[WHAT THE EXERCISE ASKS]:
Copy each line exactly. Leave nothing out.

[THE INPUT]:

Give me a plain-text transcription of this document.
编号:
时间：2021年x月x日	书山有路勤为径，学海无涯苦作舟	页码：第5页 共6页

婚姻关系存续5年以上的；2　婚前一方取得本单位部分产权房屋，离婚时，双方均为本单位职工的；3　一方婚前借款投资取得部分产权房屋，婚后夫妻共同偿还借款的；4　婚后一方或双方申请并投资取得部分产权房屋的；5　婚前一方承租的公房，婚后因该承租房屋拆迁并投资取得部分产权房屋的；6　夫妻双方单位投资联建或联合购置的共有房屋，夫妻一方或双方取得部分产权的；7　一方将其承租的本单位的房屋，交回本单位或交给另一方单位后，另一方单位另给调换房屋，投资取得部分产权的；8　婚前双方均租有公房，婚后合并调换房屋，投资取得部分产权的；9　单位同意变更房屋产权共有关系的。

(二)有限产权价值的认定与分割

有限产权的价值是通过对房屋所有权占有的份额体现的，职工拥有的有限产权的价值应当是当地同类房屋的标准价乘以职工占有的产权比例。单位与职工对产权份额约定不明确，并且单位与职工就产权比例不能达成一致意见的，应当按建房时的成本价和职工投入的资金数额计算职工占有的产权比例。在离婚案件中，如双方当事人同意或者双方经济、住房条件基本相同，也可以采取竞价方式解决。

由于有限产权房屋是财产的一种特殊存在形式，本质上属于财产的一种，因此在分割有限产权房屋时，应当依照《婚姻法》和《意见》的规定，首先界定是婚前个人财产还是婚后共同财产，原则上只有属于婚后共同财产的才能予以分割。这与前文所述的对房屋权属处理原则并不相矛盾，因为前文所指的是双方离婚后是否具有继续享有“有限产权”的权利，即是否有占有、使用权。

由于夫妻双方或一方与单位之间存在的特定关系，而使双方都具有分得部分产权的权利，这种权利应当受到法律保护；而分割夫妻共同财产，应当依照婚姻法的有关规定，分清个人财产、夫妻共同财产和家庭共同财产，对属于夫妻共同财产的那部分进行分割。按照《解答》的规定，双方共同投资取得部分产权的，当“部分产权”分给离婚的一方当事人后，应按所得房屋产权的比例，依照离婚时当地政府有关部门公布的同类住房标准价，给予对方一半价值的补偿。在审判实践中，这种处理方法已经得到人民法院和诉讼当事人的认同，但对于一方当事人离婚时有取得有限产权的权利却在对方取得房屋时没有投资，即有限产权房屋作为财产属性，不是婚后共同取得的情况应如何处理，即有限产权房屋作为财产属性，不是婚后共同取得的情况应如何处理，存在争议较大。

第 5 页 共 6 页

[TASK OUTPUT]:
Give me a plain-text transcription of this document.
编号:
时间：2021年x月x日	书山有路勤为径，学海无涯苦作舟	页码：第5页 共6页

婚姻关系存续5年以上的；2　婚前一方取得本单位部分产权房屋，离婚时，双方均为本单位职工的；3　一方婚前借款投资取得部分产权房屋，婚后夫妻共同偿还借款的；4　婚后一方或双方申请并投资取得部分产权房屋的；5　婚前一方承租的公房，婚后因该承租房屋拆迁并投资取得部分产权房屋的；6　夫妻双方单位投资联建或联合购置的共有房屋，夫妻一方或双方取得部分产权的；7　一方将其承租的本单位的房屋，交回本单位或交给另一方单位后，另一方单位另给调换房屋，投资取得部分产权的；8　婚前双方均租有公房，婚后合并调换房屋，投资取得部分产权的；9　单位同意变更房屋产权共有关系的。

(二)有限产权价值的认定与分割

有限产权的价值是通过对房屋所有权占有的份额体现的，职工拥有的有限产权的价值应当是当地同类房屋的标准价乘以职工占有的产权比例。单位与职工对产权份额约定不明确，并且单位与职工就产权比例不能达成一致意见的，应当按建房时的成本价和职工投入的资金数额计算职工占有的产权比例。在离婚案件中，如双方当事人同意或者双方经济、住房条件基本相同，也可以采取竞价方式解决。

由于有限产权房屋是财产的一种特殊存在形式，本质上属于财产的一种，因此在分割有限产权房屋时，应当依照《婚姻法》和《意见》的规定，首先界定是婚前个人财产还是婚后共同财产，原则上只有属于婚后共同财产的才能予以分割。这与前文所述的对房屋权属处理原则并不相矛盾，因为前文所指的是双方离婚后是否具有继续享有“有限产权”的权利，即是否有占有、使用权。

由于夫妻双方或一方与单位之间存在的特定关系，而使双方都具有分得部分产权的权利，这种权利应当受到法律保护；而分割夫妻共同财产，应当依照婚姻法的有关规定，分清个人财产、夫妻共同财产和家庭共同财产，对属于夫妻共同财产的那部分进行分割。按照《解答》的规定，双方共同投资取得部分产权的，当“部分产权”分给离婚的一方当事人后，应按所得房屋产权的比例，依照离婚时当地政府有关部门公布的同类住房标准价，给予对方一半价值的补偿。在审判实践中，这种处理方法已经得到人民法院和诉讼当事人的认同，但对于一方当事人离婚时有取得有限产权的权利却在对方取得房屋时没有投资，即有限产权房屋作为财产属性，不是婚后共同取得的情况应如何处理，即有限产权房屋作为财产属性，不是婚后共同取得的情况应如何处理，存在争议较大。

第 5 页 共 6 页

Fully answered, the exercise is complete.